### Dataset ###

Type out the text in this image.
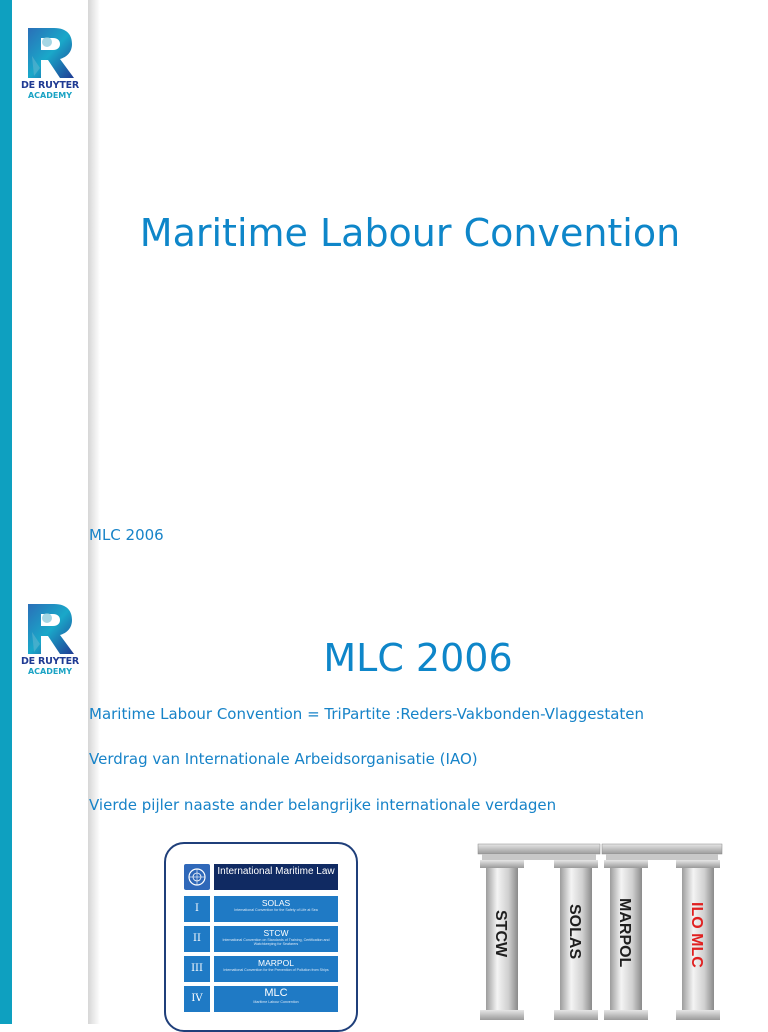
DE RUYTER
ACADEMY
Maritime Labour Convention
MLC 2006
DE RUYTER
ACADEMY	MLC 2006
Maritime Labour Convention = TriPartite :Reders-Vakbonden-Vlaggestaten
Verdrag van Internationale Arbeidsorganisatie (IAO)
Vierde pijler naaste ander belangrijke internationale verdagen
International Maritime Law
I	SOLAS
International Convention for the Safety of Life at Sea
II	STCW
International Convention on Standards of Training, Certification and Watchkeeping for Seafarers
III	MARPOL
International Convention for the Prevention of Pollution from Ships
IV	MLC
Maritime Labour Convention
STCW	SOLAS MARPOL	ILO MLC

###

- _Aim of the exercise_
Keep the pictures out of the copy and write out the data exactly as it stands.

- _Worked solution_
Type out the text in this image.
DE RUYTER
ACADEMY
Maritime Labour Convention
MLC 2006
DE RUYTER
ACADEMY	MLC 2006
Maritime Labour Convention = TriPartite :Reders-Vakbonden-Vlaggestaten
Verdrag van Internationale Arbeidsorganisatie (IAO)
Vierde pijler naaste ander belangrijke internationale verdagen
International Maritime Law
I	SOLAS
International Convention for the Safety of Life at Sea
II	STCW
International Convention on Standards of Training, Certification and Watchkeeping for Seafarers
III	MARPOL
International Convention for the Prevention of Pollution from Ships
IV	MLC
Maritime Labour Convention
STCW	SOLAS MARPOL	ILO MLC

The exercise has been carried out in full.